TO BE DONE >> Collect all lines containing the word "level" from the data.

GIVEN INFORMATION >>

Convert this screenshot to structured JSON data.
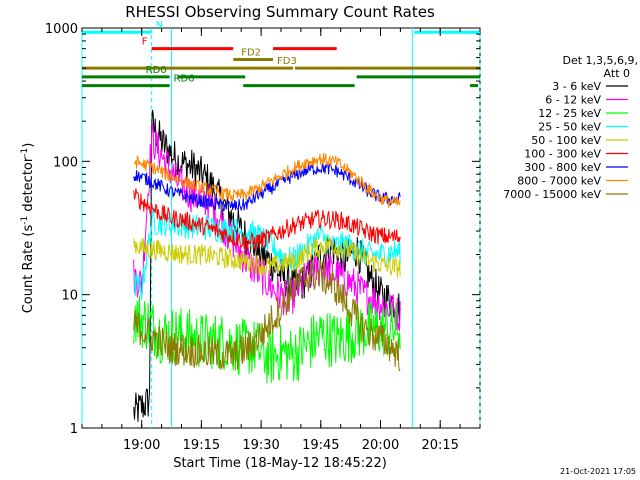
{
  "chart_data": {
    "type": "line",
    "title": "RHESSI Observing Summary Count Rates",
    "xlabel": "Start Time (18-May-12 18:45:22)",
    "ylabel_main": "Count Rate (s",
    "ylabel_sup": "-1",
    "ylabel_mid": " detector",
    "ylabel_sup2": "-1",
    "ylabel_end": ")",
    "y_scale": "log",
    "ylim": [
      1,
      1000
    ],
    "xlim_min": [
      0,
      100
    ],
    "x_ticks": [
      {
        "label": "19:00",
        "t": 15
      },
      {
        "label": "19:15",
        "t": 30
      },
      {
        "label": "19:30",
        "t": 45
      },
      {
        "label": "19:45",
        "t": 60
      },
      {
        "label": "20:00",
        "t": 75
      },
      {
        "label": "20:15",
        "t": 90
      }
    ],
    "y_ticks": [
      {
        "label": "1",
        "v": 1
      },
      {
        "label": "10",
        "v": 10
      },
      {
        "label": "100",
        "v": 100
      },
      {
        "label": "1000",
        "v": 1000
      }
    ],
    "legend": {
      "header1": "Det 1,3,5,6,9,",
      "header2": "Att 0",
      "position": "right",
      "entries": [
        {
          "label": "3 - 6 keV",
          "color": "#000000"
        },
        {
          "label": "6 - 12 keV",
          "color": "#ff00ff"
        },
        {
          "label": "12 - 25 keV",
          "color": "#00ff00"
        },
        {
          "label": "25 - 50 keV",
          "color": "#00ffff"
        },
        {
          "label": "50 - 100 keV",
          "color": "#cccc00"
        },
        {
          "label": "100 - 300 keV",
          "color": "#ff0000"
        },
        {
          "label": "300 - 800 keV",
          "color": "#0000ff"
        },
        {
          "label": "800 - 7000 keV",
          "color": "#ff8800"
        },
        {
          "label": "7000 - 15000 keV",
          "color": "#8b7b00"
        }
      ]
    },
    "flag_bars": [
      {
        "label": "N",
        "color": "#00ffff",
        "segments": [
          [
            0,
            17.5
          ],
          [
            83.5,
            100
          ]
        ],
        "level": 930,
        "label_t": 18.5
      },
      {
        "label": "F",
        "color": "#ff0000",
        "segments": [
          [
            17.5,
            38
          ],
          [
            48,
            64
          ]
        ],
        "level": 700,
        "label_t": 15
      },
      {
        "label": "FD2",
        "color": "#8b7b00",
        "segments": [
          [
            38,
            48
          ]
        ],
        "level": 580,
        "label_t": 40
      },
      {
        "label": "FD3",
        "color": "#8b7b00",
        "segments": [
          [
            0,
            53
          ],
          [
            53.5,
            100
          ]
        ],
        "level": 500,
        "label_t": 49
      },
      {
        "label": "RD0",
        "color": "#008000",
        "segments": [
          [
            0,
            22
          ],
          [
            24,
            41
          ],
          [
            69,
            100
          ]
        ],
        "level": 430,
        "label_t": 16
      },
      {
        "label": "RD6",
        "color": "#008000",
        "segments": [
          [
            0,
            22
          ],
          [
            40.5,
            68.5
          ],
          [
            97.5,
            99.5
          ]
        ],
        "level": 370,
        "label_t": 23
      }
    ],
    "night_lines": [
      {
        "t": 0,
        "color": "#00ffff",
        "style": "solid"
      },
      {
        "t": 17.5,
        "color": "#00ffff",
        "style": "dashed"
      },
      {
        "t": 22.5,
        "color": "#00ffff",
        "style": "solid"
      },
      {
        "t": 83,
        "color": "#00ffff",
        "style": "solid"
      },
      {
        "t": 100,
        "color": "#00ffff",
        "style": "dashed"
      }
    ],
    "series": [
      {
        "name": "3 - 6 keV",
        "color": "#000000",
        "noise": 0.14,
        "points": [
          [
            13,
            1.3
          ],
          [
            17,
            1.6
          ],
          [
            17.5,
            190
          ],
          [
            20,
            140
          ],
          [
            24,
            100
          ],
          [
            28,
            90
          ],
          [
            32,
            70
          ],
          [
            36,
            45
          ],
          [
            40,
            30
          ],
          [
            44,
            22
          ],
          [
            47,
            18
          ],
          [
            50,
            14
          ],
          [
            54,
            11
          ],
          [
            57,
            14
          ],
          [
            60,
            20
          ],
          [
            63,
            22
          ],
          [
            66,
            18
          ],
          [
            69,
            22
          ],
          [
            72,
            14
          ],
          [
            75,
            10
          ],
          [
            78,
            9
          ],
          [
            80,
            8
          ]
        ]
      },
      {
        "name": "6 - 12 keV",
        "color": "#ff00ff",
        "noise": 0.14,
        "points": [
          [
            13,
            14
          ],
          [
            15,
            12
          ],
          [
            17.5,
            150
          ],
          [
            20,
            110
          ],
          [
            24,
            70
          ],
          [
            28,
            55
          ],
          [
            32,
            50
          ],
          [
            35,
            35
          ],
          [
            38,
            25
          ],
          [
            42,
            17
          ],
          [
            45,
            14
          ],
          [
            48,
            11
          ],
          [
            52,
            9
          ],
          [
            56,
            13
          ],
          [
            60,
            16
          ],
          [
            64,
            14
          ],
          [
            68,
            12
          ],
          [
            71,
            10
          ],
          [
            74,
            9
          ],
          [
            77,
            8
          ],
          [
            80,
            7
          ]
        ]
      },
      {
        "name": "12 - 25 keV",
        "color": "#00ff00",
        "noise": 0.22,
        "points": [
          [
            13,
            7
          ],
          [
            17,
            6
          ],
          [
            20,
            5
          ],
          [
            25,
            5
          ],
          [
            30,
            4.5
          ],
          [
            35,
            4.5
          ],
          [
            40,
            4
          ],
          [
            44,
            4
          ],
          [
            47,
            3.3
          ],
          [
            50,
            3.7
          ],
          [
            53,
            3.5
          ],
          [
            56,
            4
          ],
          [
            60,
            5
          ],
          [
            64,
            4.5
          ],
          [
            67,
            5
          ],
          [
            71,
            5.5
          ],
          [
            75,
            5.5
          ],
          [
            80,
            5.5
          ]
        ]
      },
      {
        "name": "25 - 50 keV",
        "color": "#00ffff",
        "noise": 0.1,
        "points": [
          [
            13,
            12
          ],
          [
            15,
            11
          ],
          [
            17.5,
            35
          ],
          [
            22,
            34
          ],
          [
            26,
            33
          ],
          [
            30,
            32
          ],
          [
            35,
            31
          ],
          [
            40,
            30
          ],
          [
            44,
            28
          ],
          [
            47,
            24
          ],
          [
            50,
            20
          ],
          [
            53,
            18
          ],
          [
            56,
            22
          ],
          [
            60,
            28
          ],
          [
            63,
            23
          ],
          [
            66,
            24
          ],
          [
            69,
            22
          ],
          [
            72,
            20
          ],
          [
            75,
            20
          ],
          [
            78,
            21
          ],
          [
            80,
            21
          ]
        ]
      },
      {
        "name": "50 - 100 keV",
        "color": "#cccc00",
        "noise": 0.08,
        "points": [
          [
            13,
            24
          ],
          [
            16,
            22
          ],
          [
            17.5,
            22
          ],
          [
            22,
            21
          ],
          [
            26,
            20
          ],
          [
            30,
            20
          ],
          [
            35,
            19
          ],
          [
            40,
            18
          ],
          [
            44,
            17
          ],
          [
            47,
            16
          ],
          [
            50,
            17
          ],
          [
            54,
            18
          ],
          [
            58,
            22
          ],
          [
            62,
            24
          ],
          [
            66,
            22
          ],
          [
            69,
            20
          ],
          [
            72,
            18
          ],
          [
            75,
            17
          ],
          [
            78,
            16
          ],
          [
            80,
            16
          ]
        ]
      },
      {
        "name": "100 - 300 keV",
        "color": "#ff0000",
        "noise": 0.07,
        "points": [
          [
            13,
            55
          ],
          [
            16,
            48
          ],
          [
            19,
            42
          ],
          [
            22,
            38
          ],
          [
            26,
            36
          ],
          [
            30,
            33
          ],
          [
            34,
            30
          ],
          [
            38,
            27
          ],
          [
            41,
            25
          ],
          [
            44,
            25
          ],
          [
            47,
            27
          ],
          [
            50,
            30
          ],
          [
            53,
            33
          ],
          [
            56,
            35
          ],
          [
            59,
            37
          ],
          [
            62,
            37
          ],
          [
            65,
            36
          ],
          [
            68,
            33
          ],
          [
            71,
            30
          ],
          [
            74,
            28
          ],
          [
            77,
            27
          ],
          [
            80,
            27
          ]
        ]
      },
      {
        "name": "300 - 800 keV",
        "color": "#0000ff",
        "noise": 0.05,
        "points": [
          [
            13,
            80
          ],
          [
            17,
            72
          ],
          [
            22,
            60
          ],
          [
            28,
            52
          ],
          [
            33,
            48
          ],
          [
            38,
            46
          ],
          [
            41,
            47
          ],
          [
            44,
            55
          ],
          [
            48,
            64
          ],
          [
            52,
            75
          ],
          [
            56,
            85
          ],
          [
            60,
            90
          ],
          [
            64,
            85
          ],
          [
            68,
            72
          ],
          [
            71,
            62
          ],
          [
            74,
            55
          ],
          [
            77,
            52
          ],
          [
            80,
            52
          ]
        ]
      },
      {
        "name": "800 - 7000 keV",
        "color": "#ff8800",
        "noise": 0.05,
        "points": [
          [
            13,
            100
          ],
          [
            17,
            92
          ],
          [
            22,
            78
          ],
          [
            28,
            66
          ],
          [
            33,
            60
          ],
          [
            38,
            55
          ],
          [
            41,
            56
          ],
          [
            44,
            62
          ],
          [
            48,
            72
          ],
          [
            52,
            85
          ],
          [
            56,
            98
          ],
          [
            60,
            105
          ],
          [
            64,
            98
          ],
          [
            68,
            80
          ],
          [
            71,
            66
          ],
          [
            74,
            55
          ],
          [
            77,
            50
          ],
          [
            80,
            48
          ]
        ]
      },
      {
        "name": "7000 - 15000 keV",
        "color": "#8b7b00",
        "noise": 0.13,
        "points": [
          [
            13,
            6
          ],
          [
            17,
            5
          ],
          [
            22,
            4
          ],
          [
            28,
            3.8
          ],
          [
            33,
            3.6
          ],
          [
            38,
            3.5
          ],
          [
            42,
            4
          ],
          [
            46,
            5.5
          ],
          [
            50,
            8
          ],
          [
            54,
            12
          ],
          [
            57,
            14
          ],
          [
            60,
            14
          ],
          [
            64,
            11
          ],
          [
            67,
            8
          ],
          [
            70,
            6
          ],
          [
            73,
            5
          ],
          [
            76,
            4.5
          ],
          [
            80,
            3.5
          ]
        ]
      }
    ]
  },
  "footer": {
    "date_stamp": "21-Oct-2021 17:05"
  }
}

COMPLETE RESPONSE >>
        "level": 930,
        "level": 700,
        "level": 580,
        "level": 500,
        "level": 430,
        "level": 370,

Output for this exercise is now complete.